--- START ---

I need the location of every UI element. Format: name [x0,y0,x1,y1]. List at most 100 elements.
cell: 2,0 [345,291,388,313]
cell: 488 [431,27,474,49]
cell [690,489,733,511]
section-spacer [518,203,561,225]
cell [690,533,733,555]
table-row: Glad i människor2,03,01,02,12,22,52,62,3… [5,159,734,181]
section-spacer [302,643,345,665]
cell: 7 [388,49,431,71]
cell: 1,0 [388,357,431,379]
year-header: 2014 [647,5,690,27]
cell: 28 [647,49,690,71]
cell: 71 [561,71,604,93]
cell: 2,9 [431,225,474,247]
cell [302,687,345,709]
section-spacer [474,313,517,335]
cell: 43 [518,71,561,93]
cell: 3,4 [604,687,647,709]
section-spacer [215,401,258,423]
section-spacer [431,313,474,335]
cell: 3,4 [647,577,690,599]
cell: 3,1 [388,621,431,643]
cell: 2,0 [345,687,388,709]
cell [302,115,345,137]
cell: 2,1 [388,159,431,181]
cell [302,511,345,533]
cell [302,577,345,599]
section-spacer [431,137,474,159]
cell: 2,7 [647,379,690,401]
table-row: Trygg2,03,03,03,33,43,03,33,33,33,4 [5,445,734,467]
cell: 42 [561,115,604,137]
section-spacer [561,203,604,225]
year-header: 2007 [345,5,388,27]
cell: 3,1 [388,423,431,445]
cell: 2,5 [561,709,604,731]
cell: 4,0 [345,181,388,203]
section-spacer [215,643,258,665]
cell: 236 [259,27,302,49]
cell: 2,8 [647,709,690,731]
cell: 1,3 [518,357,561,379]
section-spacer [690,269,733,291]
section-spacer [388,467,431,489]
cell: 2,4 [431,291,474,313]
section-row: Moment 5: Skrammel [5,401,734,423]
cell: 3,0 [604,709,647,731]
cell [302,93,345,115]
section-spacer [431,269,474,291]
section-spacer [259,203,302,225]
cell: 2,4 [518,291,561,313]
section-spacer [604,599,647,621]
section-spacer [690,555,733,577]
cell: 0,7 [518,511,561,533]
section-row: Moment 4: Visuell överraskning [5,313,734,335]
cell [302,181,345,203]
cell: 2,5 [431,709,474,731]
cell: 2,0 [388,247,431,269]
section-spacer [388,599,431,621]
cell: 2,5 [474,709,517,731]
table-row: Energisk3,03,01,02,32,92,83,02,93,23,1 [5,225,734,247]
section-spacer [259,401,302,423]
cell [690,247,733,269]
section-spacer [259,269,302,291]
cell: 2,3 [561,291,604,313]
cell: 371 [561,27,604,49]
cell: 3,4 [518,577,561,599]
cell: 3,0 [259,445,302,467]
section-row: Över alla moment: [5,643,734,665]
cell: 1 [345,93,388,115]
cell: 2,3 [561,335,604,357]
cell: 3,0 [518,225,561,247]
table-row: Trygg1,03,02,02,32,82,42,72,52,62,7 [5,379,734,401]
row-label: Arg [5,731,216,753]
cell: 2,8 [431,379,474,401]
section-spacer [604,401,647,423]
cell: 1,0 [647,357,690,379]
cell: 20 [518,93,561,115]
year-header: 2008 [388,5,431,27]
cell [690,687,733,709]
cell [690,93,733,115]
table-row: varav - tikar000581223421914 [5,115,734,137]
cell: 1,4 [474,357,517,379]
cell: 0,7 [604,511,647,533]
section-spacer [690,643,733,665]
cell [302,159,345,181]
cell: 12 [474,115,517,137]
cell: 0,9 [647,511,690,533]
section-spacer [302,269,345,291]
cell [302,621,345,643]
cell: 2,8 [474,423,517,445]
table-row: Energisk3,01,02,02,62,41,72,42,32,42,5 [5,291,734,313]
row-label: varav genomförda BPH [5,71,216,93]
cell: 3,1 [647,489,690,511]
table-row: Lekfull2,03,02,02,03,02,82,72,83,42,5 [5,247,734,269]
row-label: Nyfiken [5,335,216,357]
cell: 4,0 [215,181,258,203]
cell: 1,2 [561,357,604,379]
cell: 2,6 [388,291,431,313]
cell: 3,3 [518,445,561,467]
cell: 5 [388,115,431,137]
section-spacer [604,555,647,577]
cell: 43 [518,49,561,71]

--- END ---

Activity -
Once you have counted the lines above that contain "year", give that number alone.

Solution below -
3